START PROVIDED DATA

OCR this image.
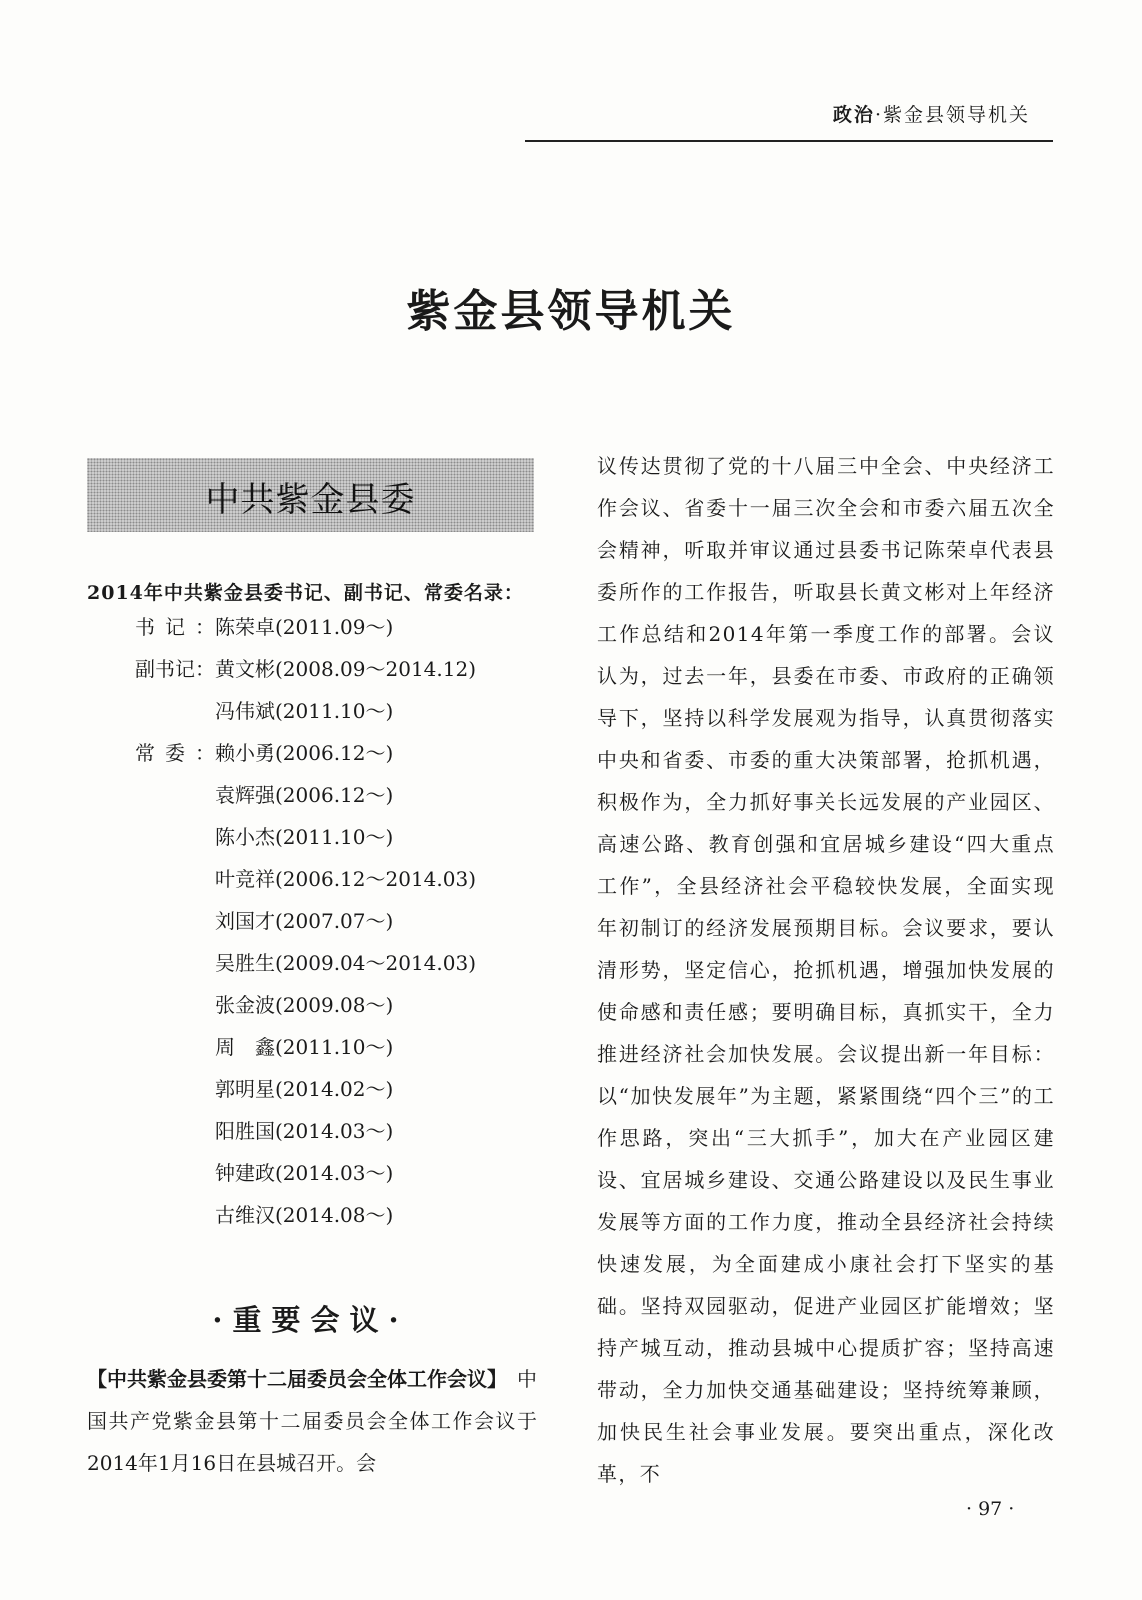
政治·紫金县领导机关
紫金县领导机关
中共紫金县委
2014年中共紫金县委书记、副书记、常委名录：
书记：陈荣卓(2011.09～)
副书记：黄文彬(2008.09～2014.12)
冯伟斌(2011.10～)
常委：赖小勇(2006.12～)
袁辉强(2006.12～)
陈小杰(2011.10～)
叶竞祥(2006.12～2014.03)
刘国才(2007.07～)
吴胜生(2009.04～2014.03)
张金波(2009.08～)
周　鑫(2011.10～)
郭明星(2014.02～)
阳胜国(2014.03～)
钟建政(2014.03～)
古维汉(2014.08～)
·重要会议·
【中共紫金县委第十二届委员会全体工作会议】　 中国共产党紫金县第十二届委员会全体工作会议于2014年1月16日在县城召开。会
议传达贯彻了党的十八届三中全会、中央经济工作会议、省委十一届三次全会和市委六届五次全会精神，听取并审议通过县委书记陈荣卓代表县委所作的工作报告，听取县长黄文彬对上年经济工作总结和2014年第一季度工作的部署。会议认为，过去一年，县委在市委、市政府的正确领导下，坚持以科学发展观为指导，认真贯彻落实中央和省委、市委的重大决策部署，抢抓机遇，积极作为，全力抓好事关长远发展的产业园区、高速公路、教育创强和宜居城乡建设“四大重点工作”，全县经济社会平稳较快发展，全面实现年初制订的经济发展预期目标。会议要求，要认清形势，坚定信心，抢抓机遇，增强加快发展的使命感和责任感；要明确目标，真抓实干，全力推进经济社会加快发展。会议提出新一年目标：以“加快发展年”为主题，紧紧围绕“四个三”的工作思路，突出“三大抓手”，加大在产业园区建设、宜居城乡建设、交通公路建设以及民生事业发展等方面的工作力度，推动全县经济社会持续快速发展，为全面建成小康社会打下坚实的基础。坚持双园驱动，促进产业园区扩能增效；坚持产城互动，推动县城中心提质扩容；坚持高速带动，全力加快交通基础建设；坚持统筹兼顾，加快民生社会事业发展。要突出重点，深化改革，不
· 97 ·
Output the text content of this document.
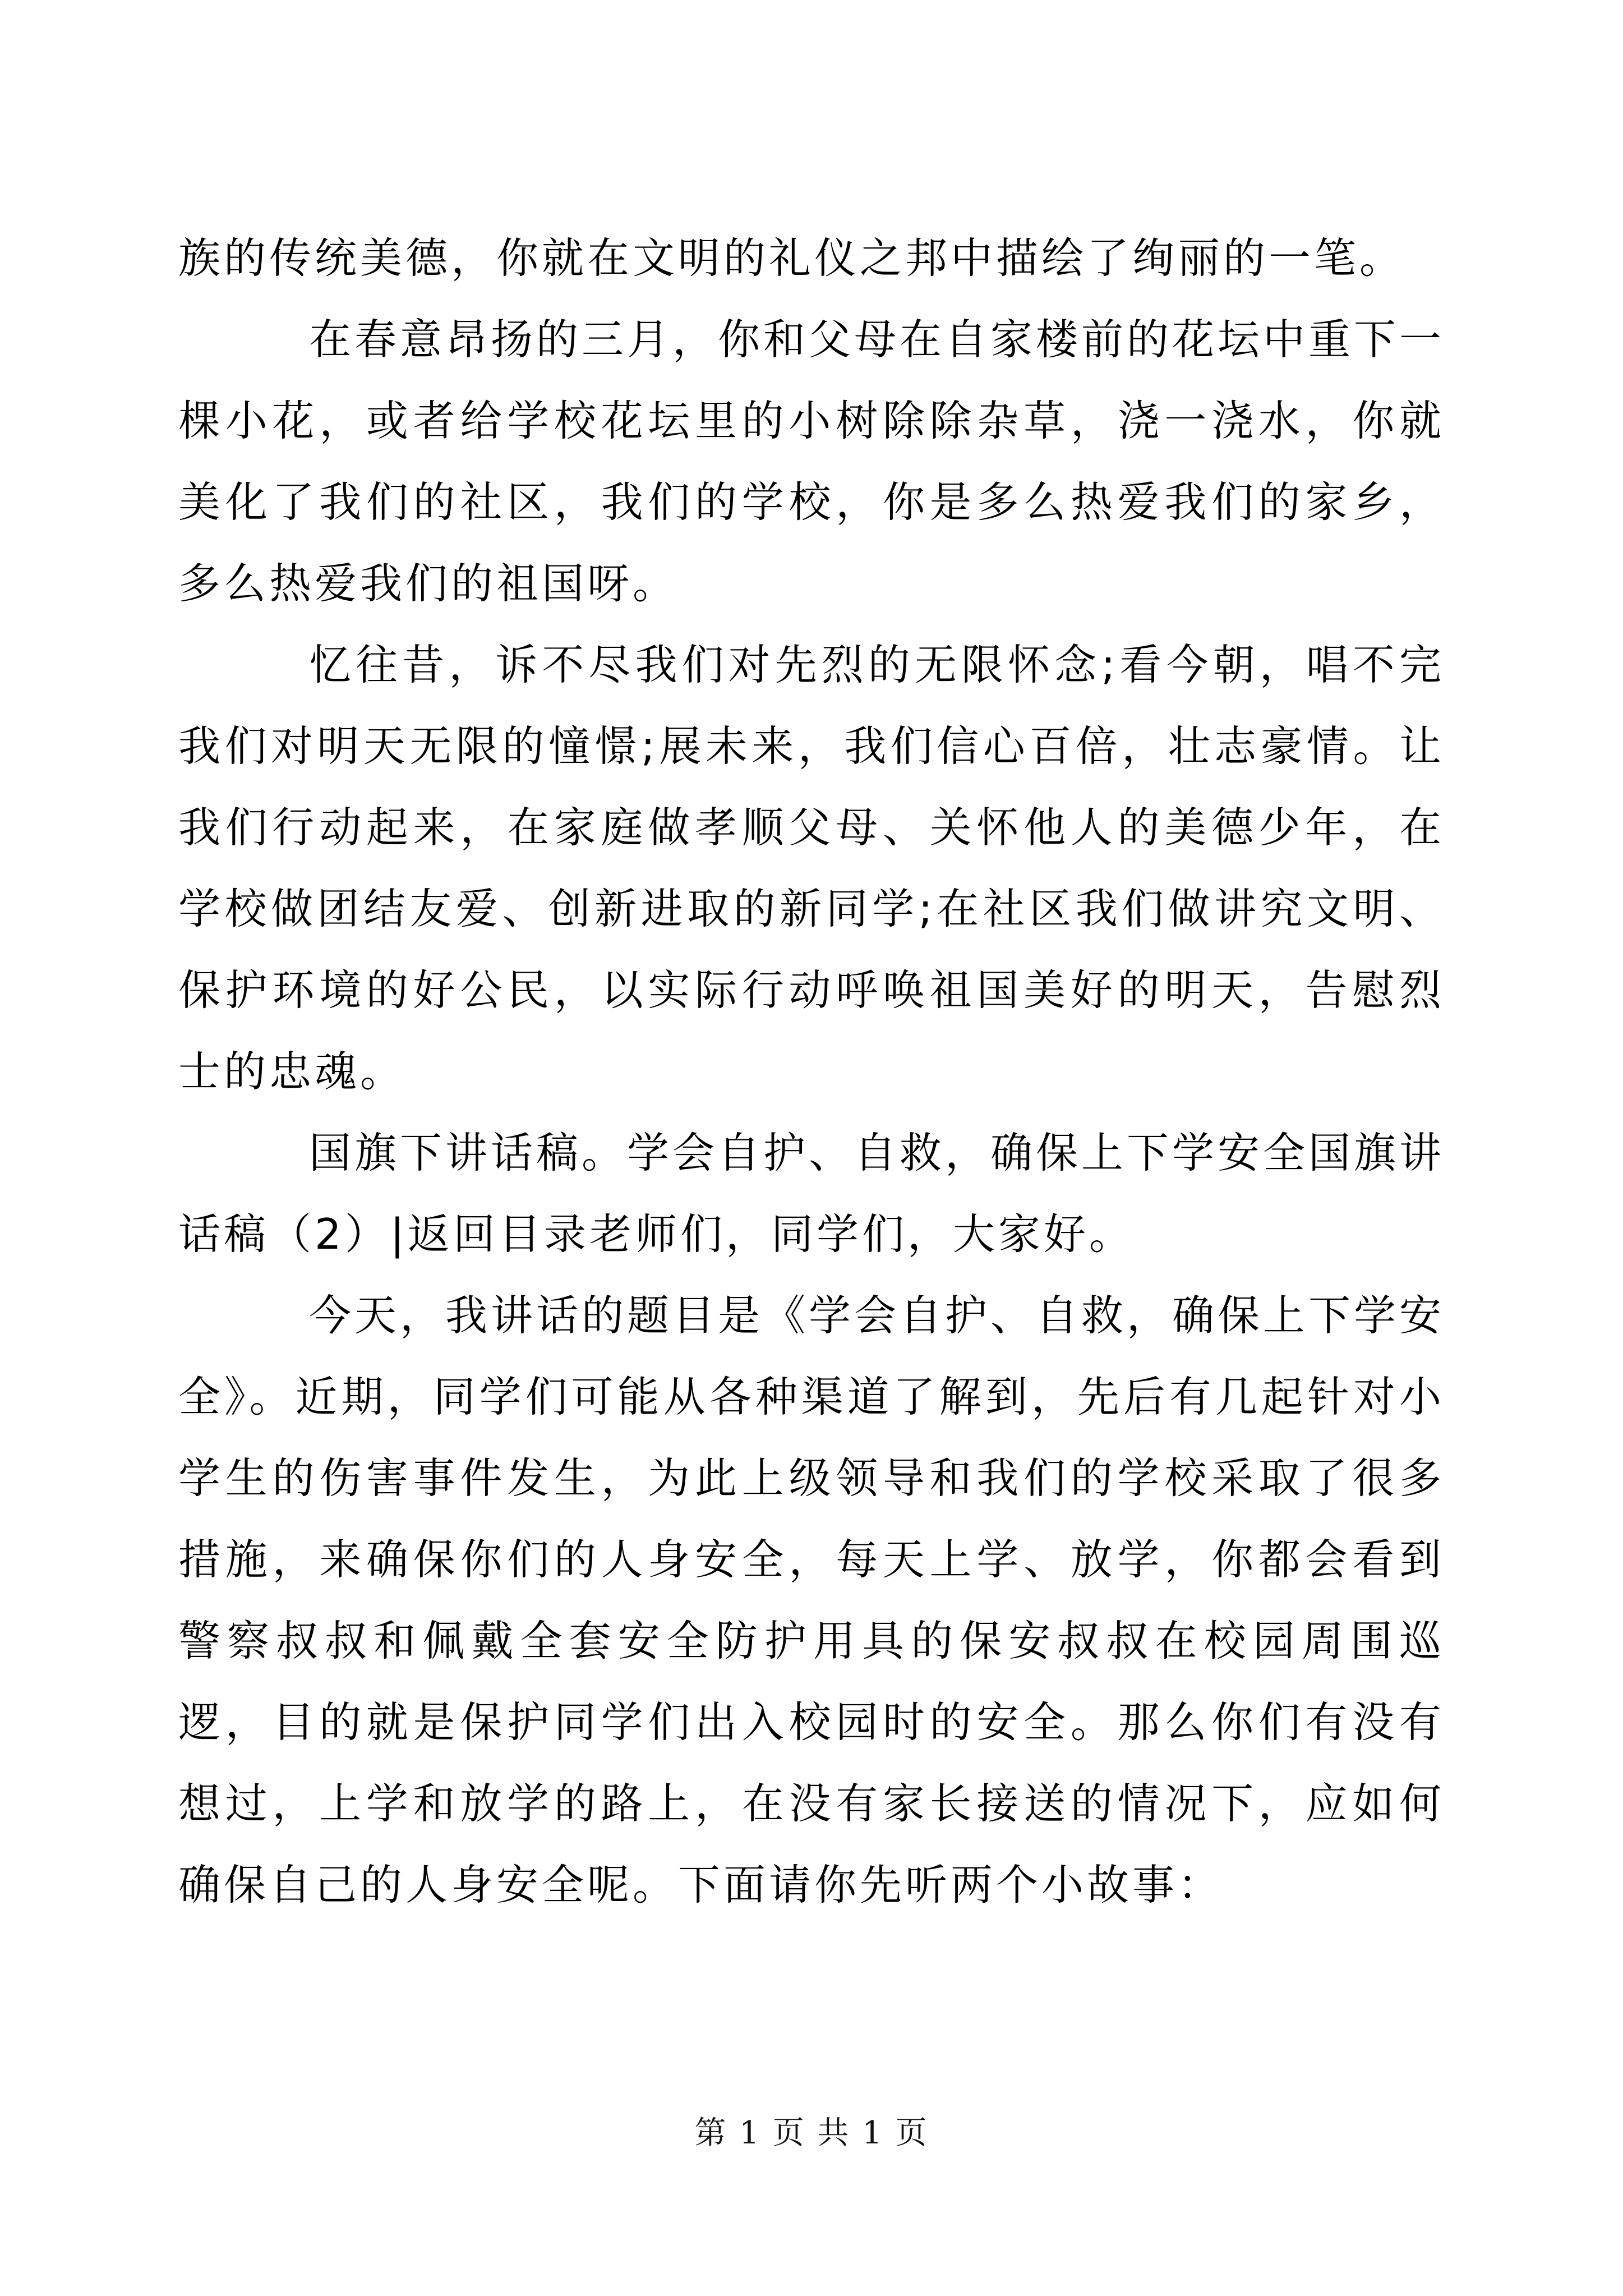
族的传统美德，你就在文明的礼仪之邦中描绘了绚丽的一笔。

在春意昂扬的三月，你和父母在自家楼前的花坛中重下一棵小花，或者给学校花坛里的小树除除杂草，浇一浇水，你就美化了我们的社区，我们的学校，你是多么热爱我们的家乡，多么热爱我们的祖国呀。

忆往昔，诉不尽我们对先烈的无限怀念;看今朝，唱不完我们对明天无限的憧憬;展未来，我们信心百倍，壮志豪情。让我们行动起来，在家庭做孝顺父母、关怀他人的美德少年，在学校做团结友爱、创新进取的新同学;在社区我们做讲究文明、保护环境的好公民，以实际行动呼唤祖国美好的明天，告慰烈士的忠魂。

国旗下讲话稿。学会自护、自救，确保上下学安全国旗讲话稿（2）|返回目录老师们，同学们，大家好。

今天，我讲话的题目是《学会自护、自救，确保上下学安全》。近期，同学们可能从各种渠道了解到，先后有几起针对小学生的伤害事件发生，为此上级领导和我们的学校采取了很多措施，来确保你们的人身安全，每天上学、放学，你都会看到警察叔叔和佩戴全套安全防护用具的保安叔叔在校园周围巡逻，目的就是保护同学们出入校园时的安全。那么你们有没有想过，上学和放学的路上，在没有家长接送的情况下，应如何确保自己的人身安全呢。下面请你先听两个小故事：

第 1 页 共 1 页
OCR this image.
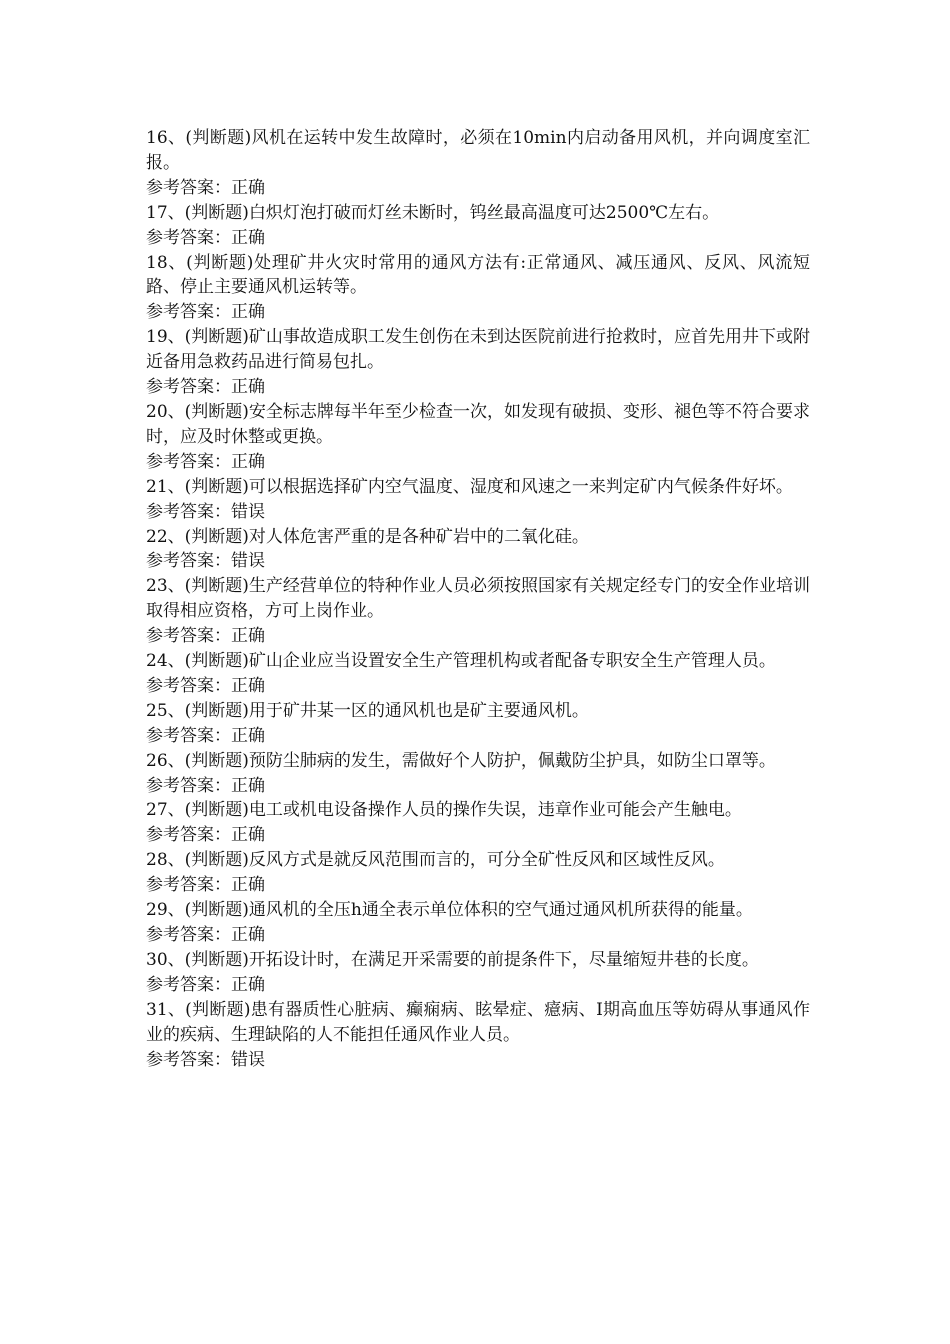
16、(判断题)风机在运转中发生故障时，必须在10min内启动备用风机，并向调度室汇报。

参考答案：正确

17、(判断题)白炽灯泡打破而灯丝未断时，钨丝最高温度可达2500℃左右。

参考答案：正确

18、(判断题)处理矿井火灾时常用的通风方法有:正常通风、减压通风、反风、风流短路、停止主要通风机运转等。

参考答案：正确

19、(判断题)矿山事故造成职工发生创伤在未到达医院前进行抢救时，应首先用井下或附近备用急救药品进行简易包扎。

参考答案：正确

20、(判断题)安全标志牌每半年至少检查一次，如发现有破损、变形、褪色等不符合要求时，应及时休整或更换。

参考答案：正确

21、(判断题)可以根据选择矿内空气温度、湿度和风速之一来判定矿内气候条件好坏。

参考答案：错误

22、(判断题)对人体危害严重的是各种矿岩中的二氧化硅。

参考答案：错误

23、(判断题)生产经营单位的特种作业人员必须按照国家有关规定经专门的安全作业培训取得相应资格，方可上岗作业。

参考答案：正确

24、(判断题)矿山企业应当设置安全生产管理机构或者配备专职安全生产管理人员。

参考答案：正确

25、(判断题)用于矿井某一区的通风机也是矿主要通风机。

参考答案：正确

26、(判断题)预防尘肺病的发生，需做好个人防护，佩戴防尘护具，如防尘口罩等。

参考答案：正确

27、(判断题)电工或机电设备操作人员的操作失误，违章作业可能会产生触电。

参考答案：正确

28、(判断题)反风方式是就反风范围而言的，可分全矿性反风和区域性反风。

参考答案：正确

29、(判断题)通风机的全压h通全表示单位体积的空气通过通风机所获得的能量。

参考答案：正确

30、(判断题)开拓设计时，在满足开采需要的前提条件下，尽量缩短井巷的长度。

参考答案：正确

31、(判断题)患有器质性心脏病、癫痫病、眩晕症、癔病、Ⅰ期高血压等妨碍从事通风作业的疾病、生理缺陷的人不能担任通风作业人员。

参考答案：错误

END PROVIDED DATA

[TASK DETAILS] Quote every line of the records above exactly; no picture is to be copied.

[TASK SOLUTION]
OCR this image.
政治·紫金县领导机关
紫金县领导机关
中共紫金县委
2014年中共紫金县委书记、副书记、常委名录：
书记：陈荣卓(2011.09～)
副书记：黄文彬(2008.09～2014.12)
冯伟斌(2011.10～)
常委：赖小勇(2006.12～)
袁辉强(2006.12～)
陈小杰(2011.10～)
叶竞祥(2006.12～2014.03)
刘国才(2007.07～)
吴胜生(2009.04～2014.03)
张金波(2009.08～)
周　鑫(2011.10～)
郭明星(2014.02～)
阳胜国(2014.03～)
钟建政(2014.03～)
古维汉(2014.08～)
·重要会议·
【中共紫金县委第十二届委员会全体工作会议】　 中国共产党紫金县第十二届委员会全体工作会议于2014年1月16日在县城召开。会
议传达贯彻了党的十八届三中全会、中央经济工作会议、省委十一届三次全会和市委六届五次全会精神，听取并审议通过县委书记陈荣卓代表县委所作的工作报告，听取县长黄文彬对上年经济工作总结和2014年第一季度工作的部署。会议认为，过去一年，县委在市委、市政府的正确领导下，坚持以科学发展观为指导，认真贯彻落实中央和省委、市委的重大决策部署，抢抓机遇，积极作为，全力抓好事关长远发展的产业园区、高速公路、教育创强和宜居城乡建设“四大重点工作”，全县经济社会平稳较快发展，全面实现年初制订的经济发展预期目标。会议要求，要认清形势，坚定信心，抢抓机遇，增强加快发展的使命感和责任感；要明确目标，真抓实干，全力推进经济社会加快发展。会议提出新一年目标：以“加快发展年”为主题，紧紧围绕“四个三”的工作思路，突出“三大抓手”，加大在产业园区建设、宜居城乡建设、交通公路建设以及民生事业发展等方面的工作力度，推动全县经济社会持续快速发展，为全面建成小康社会打下坚实的基础。坚持双园驱动，促进产业园区扩能增效；坚持产城互动，推动县城中心提质扩容；坚持高速带动，全力加快交通基础建设；坚持统筹兼顾，加快民生社会事业发展。要突出重点，深化改革，不
· 97 ·
Output the text content of this document.
族的传统美德，你就在文明的礼仪之邦中描绘了绚丽的一笔。

在春意昂扬的三月，你和父母在自家楼前的花坛中重下一棵小花，或者给学校花坛里的小树除除杂草，浇一浇水，你就美化了我们的社区，我们的学校，你是多么热爱我们的家乡，多么热爱我们的祖国呀。

忆往昔，诉不尽我们对先烈的无限怀念;看今朝，唱不完我们对明天无限的憧憬;展未来，我们信心百倍，壮志豪情。让我们行动起来，在家庭做孝顺父母、关怀他人的美德少年，在学校做团结友爱、创新进取的新同学;在社区我们做讲究文明、保护环境的好公民，以实际行动呼唤祖国美好的明天，告慰烈士的忠魂。

国旗下讲话稿。学会自护、自救，确保上下学安全国旗讲话稿（2）|返回目录老师们，同学们，大家好。

今天，我讲话的题目是《学会自护、自救，确保上下学安全》。近期，同学们可能从各种渠道了解到，先后有几起针对小学生的伤害事件发生，为此上级领导和我们的学校采取了很多措施，来确保你们的人身安全，每天上学、放学，你都会看到警察叔叔和佩戴全套安全防护用具的保安叔叔在校园周围巡逻，目的就是保护同学们出入校园时的安全。那么你们有没有想过，上学和放学的路上，在没有家长接送的情况下，应如何确保自己的人身安全呢。下面请你先听两个小故事：

第 1 页 共 1 页
OCR this image.
16、(判断题)风机在运转中发生故障时，必须在10min内启动备用风机，并向调度室汇报。

参考答案：正确

17、(判断题)白炽灯泡打破而灯丝未断时，钨丝最高温度可达2500℃左右。

参考答案：正确

18、(判断题)处理矿井火灾时常用的通风方法有:正常通风、减压通风、反风、风流短路、停止主要通风机运转等。

参考答案：正确

19、(判断题)矿山事故造成职工发生创伤在未到达医院前进行抢救时，应首先用井下或附近备用急救药品进行简易包扎。

参考答案：正确

20、(判断题)安全标志牌每半年至少检查一次，如发现有破损、变形、褪色等不符合要求时，应及时休整或更换。

参考答案：正确

21、(判断题)可以根据选择矿内空气温度、湿度和风速之一来判定矿内气候条件好坏。

参考答案：错误

22、(判断题)对人体危害严重的是各种矿岩中的二氧化硅。

参考答案：错误

23、(判断题)生产经营单位的特种作业人员必须按照国家有关规定经专门的安全作业培训取得相应资格，方可上岗作业。

参考答案：正确

24、(判断题)矿山企业应当设置安全生产管理机构或者配备专职安全生产管理人员。

参考答案：正确

25、(判断题)用于矿井某一区的通风机也是矿主要通风机。

参考答案：正确

26、(判断题)预防尘肺病的发生，需做好个人防护，佩戴防尘护具，如防尘口罩等。

参考答案：正确

27、(判断题)电工或机电设备操作人员的操作失误，违章作业可能会产生触电。

参考答案：正确

28、(判断题)反风方式是就反风范围而言的，可分全矿性反风和区域性反风。

参考答案：正确

29、(判断题)通风机的全压h通全表示单位体积的空气通过通风机所获得的能量。

参考答案：正确

30、(判断题)开拓设计时，在满足开采需要的前提条件下，尽量缩短井巷的长度。

参考答案：正确

31、(判断题)患有器质性心脏病、癫痫病、眩晕症、癔病、Ⅰ期高血压等妨碍从事通风作业的疾病、生理缺陷的人不能担任通风作业人员。

参考答案：错误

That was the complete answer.